>>
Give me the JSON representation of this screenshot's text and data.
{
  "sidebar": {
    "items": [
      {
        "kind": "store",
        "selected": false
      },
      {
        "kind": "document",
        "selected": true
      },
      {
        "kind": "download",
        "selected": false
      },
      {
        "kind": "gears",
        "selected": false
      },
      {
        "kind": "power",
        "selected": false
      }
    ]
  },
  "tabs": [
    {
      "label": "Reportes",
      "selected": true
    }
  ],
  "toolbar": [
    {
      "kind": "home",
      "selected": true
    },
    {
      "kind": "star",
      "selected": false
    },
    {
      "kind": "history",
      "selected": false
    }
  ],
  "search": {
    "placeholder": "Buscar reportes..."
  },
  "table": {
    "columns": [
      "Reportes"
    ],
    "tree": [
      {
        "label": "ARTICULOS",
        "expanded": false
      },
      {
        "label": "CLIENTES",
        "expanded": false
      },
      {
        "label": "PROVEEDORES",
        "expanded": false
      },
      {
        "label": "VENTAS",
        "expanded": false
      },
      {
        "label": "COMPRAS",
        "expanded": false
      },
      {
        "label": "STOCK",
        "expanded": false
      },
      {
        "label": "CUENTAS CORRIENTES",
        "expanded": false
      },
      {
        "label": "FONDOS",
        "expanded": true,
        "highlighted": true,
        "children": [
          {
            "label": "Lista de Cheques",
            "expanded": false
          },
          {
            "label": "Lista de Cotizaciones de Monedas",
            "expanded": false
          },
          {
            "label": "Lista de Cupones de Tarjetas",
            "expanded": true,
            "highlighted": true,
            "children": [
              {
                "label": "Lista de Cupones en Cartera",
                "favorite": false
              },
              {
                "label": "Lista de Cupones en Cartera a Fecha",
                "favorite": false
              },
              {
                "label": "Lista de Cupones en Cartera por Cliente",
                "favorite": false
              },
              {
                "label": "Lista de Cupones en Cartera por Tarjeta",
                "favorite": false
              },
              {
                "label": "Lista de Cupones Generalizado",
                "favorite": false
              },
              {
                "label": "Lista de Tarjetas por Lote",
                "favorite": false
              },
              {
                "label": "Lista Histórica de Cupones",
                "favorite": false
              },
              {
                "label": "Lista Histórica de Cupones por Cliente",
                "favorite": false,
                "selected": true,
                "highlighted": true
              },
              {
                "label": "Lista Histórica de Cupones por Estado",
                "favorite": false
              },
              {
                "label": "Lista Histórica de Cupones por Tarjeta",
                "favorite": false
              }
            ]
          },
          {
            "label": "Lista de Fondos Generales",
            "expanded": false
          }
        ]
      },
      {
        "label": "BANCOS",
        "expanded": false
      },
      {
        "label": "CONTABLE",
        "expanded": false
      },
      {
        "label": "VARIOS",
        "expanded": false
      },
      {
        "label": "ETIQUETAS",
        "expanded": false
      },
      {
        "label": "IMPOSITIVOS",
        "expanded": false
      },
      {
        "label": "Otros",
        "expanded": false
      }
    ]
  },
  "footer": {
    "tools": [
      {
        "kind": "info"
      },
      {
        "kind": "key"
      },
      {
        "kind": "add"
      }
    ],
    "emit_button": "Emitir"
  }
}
<<
- **EXERCISE**
Return the lines of the records that include the string "Histórica".

- **EXPECTED OUTPUT**
                "label": "Lista Histórica de Cupones",
                "label": "Lista Histórica de Cupones por Cliente",
                "label": "Lista Histórica de Cupones por Estado",
                "label": "Lista Histórica de Cupones por Tarjeta",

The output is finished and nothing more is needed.